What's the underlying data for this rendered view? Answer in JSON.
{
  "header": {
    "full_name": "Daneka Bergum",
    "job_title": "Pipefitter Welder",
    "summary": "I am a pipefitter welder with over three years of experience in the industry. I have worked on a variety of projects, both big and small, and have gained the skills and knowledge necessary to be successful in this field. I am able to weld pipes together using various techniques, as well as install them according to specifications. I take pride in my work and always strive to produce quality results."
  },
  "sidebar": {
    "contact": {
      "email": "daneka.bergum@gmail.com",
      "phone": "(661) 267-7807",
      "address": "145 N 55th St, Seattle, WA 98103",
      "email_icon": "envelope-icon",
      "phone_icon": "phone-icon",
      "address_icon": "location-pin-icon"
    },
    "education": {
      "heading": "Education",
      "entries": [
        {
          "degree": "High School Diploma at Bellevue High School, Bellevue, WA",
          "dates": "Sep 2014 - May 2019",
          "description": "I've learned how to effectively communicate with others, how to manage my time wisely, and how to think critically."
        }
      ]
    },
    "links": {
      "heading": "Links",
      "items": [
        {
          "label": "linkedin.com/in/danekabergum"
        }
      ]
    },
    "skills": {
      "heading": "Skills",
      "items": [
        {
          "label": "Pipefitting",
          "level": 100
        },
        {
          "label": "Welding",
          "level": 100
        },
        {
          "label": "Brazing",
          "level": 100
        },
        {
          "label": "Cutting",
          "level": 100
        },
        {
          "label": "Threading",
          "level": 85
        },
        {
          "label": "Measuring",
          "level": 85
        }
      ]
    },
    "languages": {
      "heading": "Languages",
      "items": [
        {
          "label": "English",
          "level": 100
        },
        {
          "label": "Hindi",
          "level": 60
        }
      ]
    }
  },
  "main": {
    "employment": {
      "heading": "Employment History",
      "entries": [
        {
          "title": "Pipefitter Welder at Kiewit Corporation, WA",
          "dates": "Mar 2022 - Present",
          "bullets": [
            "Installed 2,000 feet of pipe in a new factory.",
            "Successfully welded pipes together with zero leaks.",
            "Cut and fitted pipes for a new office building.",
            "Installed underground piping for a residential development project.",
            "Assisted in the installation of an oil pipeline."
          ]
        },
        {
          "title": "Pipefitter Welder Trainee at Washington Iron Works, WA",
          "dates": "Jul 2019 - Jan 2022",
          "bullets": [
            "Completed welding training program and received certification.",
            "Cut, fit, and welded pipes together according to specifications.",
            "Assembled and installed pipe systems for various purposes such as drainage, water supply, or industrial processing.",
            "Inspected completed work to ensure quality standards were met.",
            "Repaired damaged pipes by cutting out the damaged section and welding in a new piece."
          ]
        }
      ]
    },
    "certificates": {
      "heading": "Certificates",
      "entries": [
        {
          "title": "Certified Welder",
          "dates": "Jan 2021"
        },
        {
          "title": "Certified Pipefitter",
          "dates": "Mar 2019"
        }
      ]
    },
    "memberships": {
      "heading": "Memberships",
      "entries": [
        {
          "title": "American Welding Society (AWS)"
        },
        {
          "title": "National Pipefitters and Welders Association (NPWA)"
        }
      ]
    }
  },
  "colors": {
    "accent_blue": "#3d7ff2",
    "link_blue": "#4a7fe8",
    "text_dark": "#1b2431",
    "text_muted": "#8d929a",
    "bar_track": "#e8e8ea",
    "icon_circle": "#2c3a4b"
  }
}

┄┄┄┄┄┄┄┄┄┄┄┄┄┄┄┄┄┄┄┄

> [Do this]: Every line above needs to be retyped exactly.

> [Complete answer]:
What's the underlying data for this rendered view? Answer in JSON.
{
  "header": {
    "full_name": "Daneka Bergum",
    "job_title": "Pipefitter Welder",
    "summary": "I am a pipefitter welder with over three years of experience in the industry. I have worked on a variety of projects, both big and small, and have gained the skills and knowledge necessary to be successful in this field. I am able to weld pipes together using various techniques, as well as install them according to specifications. I take pride in my work and always strive to produce quality results."
  },
  "sidebar": {
    "contact": {
      "email": "daneka.bergum@gmail.com",
      "phone": "(661) 267-7807",
      "address": "145 N 55th St, Seattle, WA 98103",
      "email_icon": "envelope-icon",
      "phone_icon": "phone-icon",
      "address_icon": "location-pin-icon"
    },
    "education": {
      "heading": "Education",
      "entries": [
        {
          "degree": "High School Diploma at Bellevue High School, Bellevue, WA",
          "dates": "Sep 2014 - May 2019",
          "description": "I've learned how to effectively communicate with others, how to manage my time wisely, and how to think critically."
        }
      ]
    },
    "links": {
      "heading": "Links",
      "items": [
        {
          "label": "linkedin.com/in/danekabergum"
        }
      ]
    },
    "skills": {
      "heading": "Skills",
      "items": [
        {
          "label": "Pipefitting",
          "level": 100
        },
        {
          "label": "Welding",
          "level": 100
        },
        {
          "label": "Brazing",
          "level": 100
        },
        {
          "label": "Cutting",
          "level": 100
        },
        {
          "label": "Threading",
          "level": 85
        },
        {
          "label": "Measuring",
          "level": 85
        }
      ]
    },
    "languages": {
      "heading": "Languages",
      "items": [
        {
          "label": "English",
          "level": 100
        },
        {
          "label": "Hindi",
          "level": 60
        }
      ]
    }
  },
  "main": {
    "employment": {
      "heading": "Employment History",
      "entries": [
        {
          "title": "Pipefitter Welder at Kiewit Corporation, WA",
          "dates": "Mar 2022 - Present",
          "bullets": [
            "Installed 2,000 feet of pipe in a new factory.",
            "Successfully welded pipes together with zero leaks.",
            "Cut and fitted pipes for a new office building.",
            "Installed underground piping for a residential development project.",
            "Assisted in the installation of an oil pipeline."
          ]
        },
        {
          "title": "Pipefitter Welder Trainee at Washington Iron Works, WA",
          "dates": "Jul 2019 - Jan 2022",
          "bullets": [
            "Completed welding training program and received certification.",
            "Cut, fit, and welded pipes together according to specifications.",
            "Assembled and installed pipe systems for various purposes such as drainage, water supply, or industrial processing.",
            "Inspected completed work to ensure quality standards were met.",
            "Repaired damaged pipes by cutting out the damaged section and welding in a new piece."
          ]
        }
      ]
    },
    "certificates": {
      "heading": "Certificates",
      "entries": [
        {
          "title": "Certified Welder",
          "dates": "Jan 2021"
        },
        {
          "title": "Certified Pipefitter",
          "dates": "Mar 2019"
        }
      ]
    },
    "memberships": {
      "heading": "Memberships",
      "entries": [
        {
          "title": "American Welding Society (AWS)"
        },
        {
          "title": "National Pipefitters and Welders Association (NPWA)"
        }
      ]
    }
  },
  "colors": {
    "accent_blue": "#3d7ff2",
    "link_blue": "#4a7fe8",
    "text_dark": "#1b2431",
    "text_muted": "#8d929a",
    "bar_track": "#e8e8ea",
    "icon_circle": "#2c3a4b"
  }
}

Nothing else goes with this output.